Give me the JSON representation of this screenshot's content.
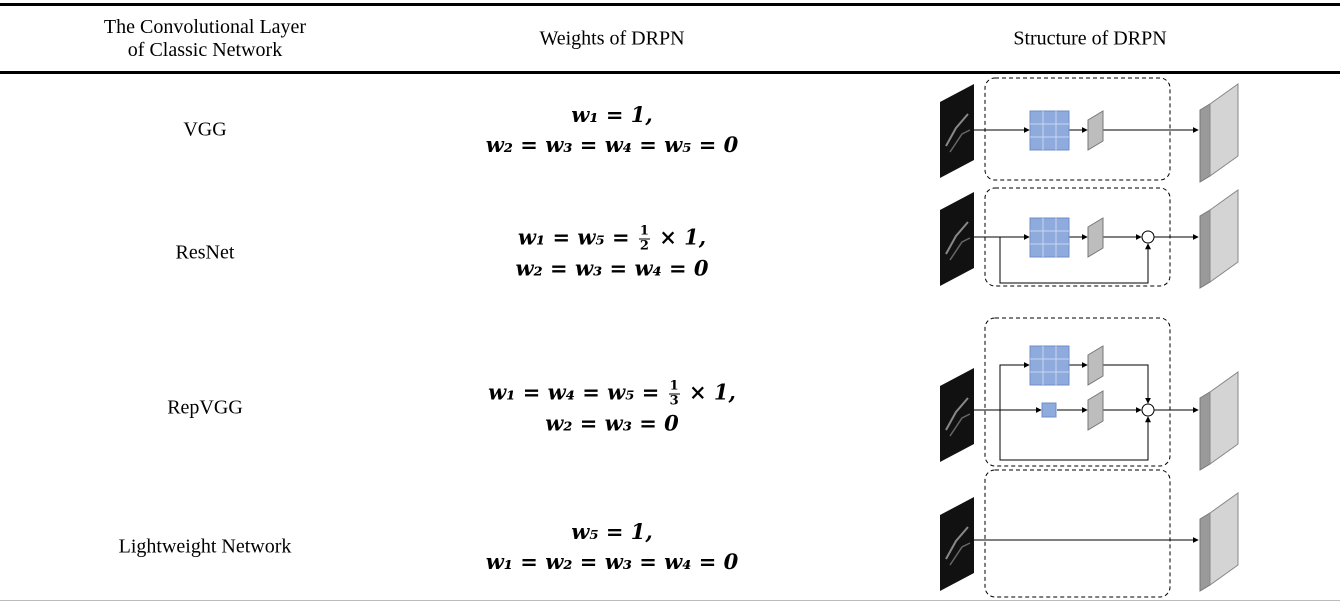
{
  "header": {
    "columns": [
      [
        "The Convolutional Layer",
        "of Classic Network"
      ],
      [
        "Weights of DRPN"
      ],
      [
        "Structure of DRPN"
      ]
    ]
  },
  "rows": [
    {
      "network": "VGG",
      "weights": [
        {
          "text": "w₁ = 1,"
        },
        {
          "text": "w₂ = w₃ = w₄ = w₅ = 0"
        }
      ]
    },
    {
      "network": "ResNet",
      "weights": [
        {
          "before": "w₁ = w₅ = ",
          "numerator": "1",
          "denominator": "2",
          "after": " × 1,"
        },
        {
          "text": "w₂ = w₃ = w₄ = 0"
        }
      ]
    },
    {
      "network": "RepVGG",
      "weights": [
        {
          "before": "w₁ = w₄ = w₅ = ",
          "numerator": "1",
          "denominator": "3",
          "after": " × 1,"
        },
        {
          "text": "w₂ = w₃ = 0"
        }
      ]
    },
    {
      "network": "Lightweight Network",
      "weights": [
        {
          "text": "w₅ = 1,"
        },
        {
          "text": "w₁ = w₂ = w₃ = w₄ = 0"
        }
      ]
    }
  ]
}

### Task instructions:
Lines containing the string "text" should be counted; reply with their number and nothing more.

### Exercise output:
6